• _Task instructions_
Where a line contains the string "name", copy that line.
[START Supplied records]
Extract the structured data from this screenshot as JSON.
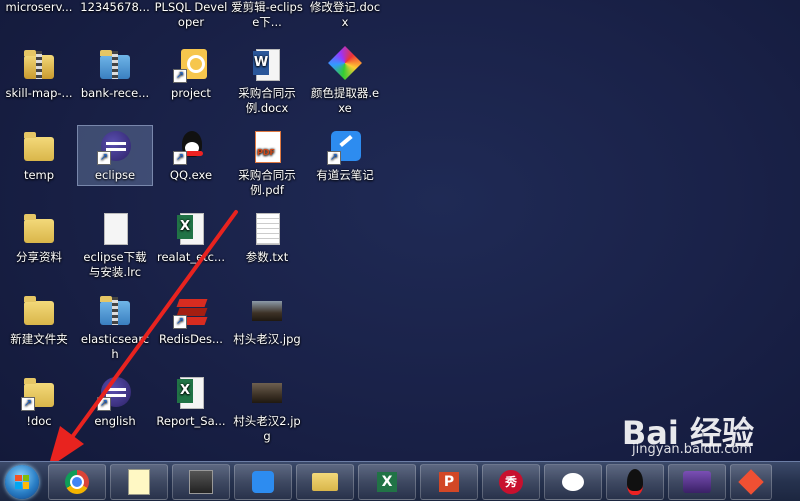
{
  "desktop": {
    "row0": [
      "microserv...",
      "12345678...",
      "PLSQL Developer",
      "爱剪辑-eclipse下...",
      "修改登记.docx"
    ],
    "icons": [
      {
        "label": "skill-map-...",
        "kind": "zip"
      },
      {
        "label": "bank-rece...",
        "kind": "zip"
      },
      {
        "label": "project",
        "kind": "plsql"
      },
      {
        "label": "采购合同示例.docx",
        "kind": "word"
      },
      {
        "label": "颜色提取器.exe",
        "kind": "color"
      },
      {
        "label": "temp",
        "kind": "folder"
      },
      {
        "label": "eclipse",
        "kind": "eclipse"
      },
      {
        "label": "QQ.exe",
        "kind": "qq"
      },
      {
        "label": "采购合同示例.pdf",
        "kind": "pdf"
      },
      {
        "label": "有道云笔记",
        "kind": "note"
      },
      {
        "label": "分享资料",
        "kind": "folder"
      },
      {
        "label": "eclipse下载与安装.lrc",
        "kind": "paper"
      },
      {
        "label": "realat_etc...",
        "kind": "excel"
      },
      {
        "label": "参数.txt",
        "kind": "paper"
      },
      {
        "label": "新建文件夹",
        "kind": "folder"
      },
      {
        "label": "elasticsearch",
        "kind": "zip"
      },
      {
        "label": "RedisDes...",
        "kind": "redis"
      },
      {
        "label": "村头老汉.jpg",
        "kind": "photo"
      },
      {
        "label": "!doc",
        "kind": "folder"
      },
      {
        "label": "english",
        "kind": "eclipse"
      },
      {
        "label": "Report_Sa...",
        "kind": "excel"
      },
      {
        "label": "村头老汉2.jpg",
        "kind": "photo"
      }
    ]
  },
  "watermark": {
    "brand": "Bai 经验",
    "url": "jingyan.baidu.com"
  },
  "taskbar": {
    "items": [
      {
        "name": "chrome-icon",
        "text": ""
      },
      {
        "name": "notepad-icon",
        "text": ""
      },
      {
        "name": "calc-icon",
        "text": ""
      },
      {
        "name": "youdao-icon",
        "text": ""
      },
      {
        "name": "explorer-icon",
        "text": ""
      },
      {
        "name": "excel-icon",
        "text": "X"
      },
      {
        "name": "powerpoint-icon",
        "text": "P"
      },
      {
        "name": "xiu-icon",
        "text": "秀"
      },
      {
        "name": "wechat-icon",
        "text": ""
      },
      {
        "name": "qq-icon",
        "text": ""
      },
      {
        "name": "eclipse-ide-icon",
        "text": ""
      },
      {
        "name": "git-icon",
        "text": ""
      }
    ]
  }
}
[END Supplied records]
• _Result_
        "name": "chrome-icon",
        "name": "notepad-icon",
        "name": "calc-icon",
        "name": "youdao-icon",
        "name": "explorer-icon",
        "name": "excel-icon",
        "name": "powerpoint-icon",
        "name": "xiu-icon",
        "name": "wechat-icon",
        "name": "qq-icon",
        "name": "eclipse-ide-icon",
        "name": "git-icon",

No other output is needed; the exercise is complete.